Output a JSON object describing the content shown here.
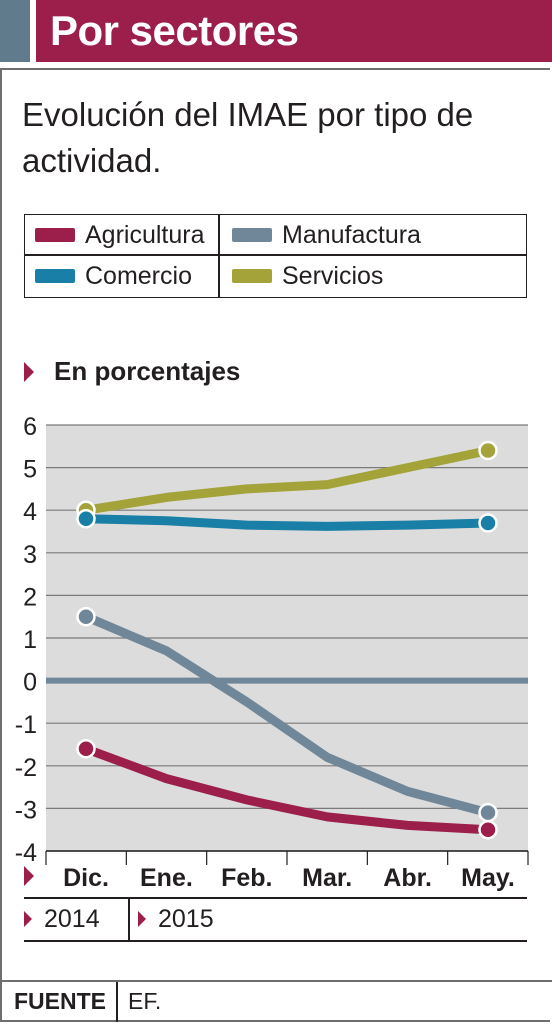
{
  "header": {
    "title": "Por sectores"
  },
  "subtitle": "Evolución del IMAE por tipo de actividad.",
  "legend": [
    {
      "label": "Agricultura",
      "color": "#9c1e4a"
    },
    {
      "label": "Manufactura",
      "color": "#6f8799"
    },
    {
      "label": "Comercio",
      "color": "#1a7fa6"
    },
    {
      "label": "Servicios",
      "color": "#a3a33a"
    }
  ],
  "unit_label": "En porcentajes",
  "years": [
    "2014",
    "2015"
  ],
  "source": {
    "label": "FUENTE",
    "value": "EF."
  },
  "chart_data": {
    "type": "line",
    "categories": [
      "Dic.",
      "Ene.",
      "Feb.",
      "Mar.",
      "Abr.",
      "May."
    ],
    "y_ticks": [
      "6",
      "5",
      "4",
      "3",
      "2",
      "1",
      "0",
      "-1",
      "-2",
      "-3",
      "-4"
    ],
    "ylim": [
      -4,
      6
    ],
    "grid": true,
    "series": [
      {
        "name": "Servicios",
        "color": "#a3a33a",
        "values": [
          4.0,
          4.3,
          4.5,
          4.6,
          5.0,
          5.4
        ]
      },
      {
        "name": "Comercio",
        "color": "#1a7fa6",
        "values": [
          3.8,
          3.75,
          3.65,
          3.62,
          3.65,
          3.7
        ]
      },
      {
        "name": "Manufactura",
        "color": "#6f8799",
        "values": [
          1.5,
          0.7,
          -0.5,
          -1.8,
          -2.6,
          -3.1
        ]
      },
      {
        "name": "Agricultura",
        "color": "#9c1e4a",
        "values": [
          -1.6,
          -2.3,
          -2.8,
          -3.2,
          -3.4,
          -3.5
        ]
      }
    ]
  }
}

- What you should do:
Of the lines above, how many contain the string "Manufactura"? Only the number is required.

- Solution to the exercise:
2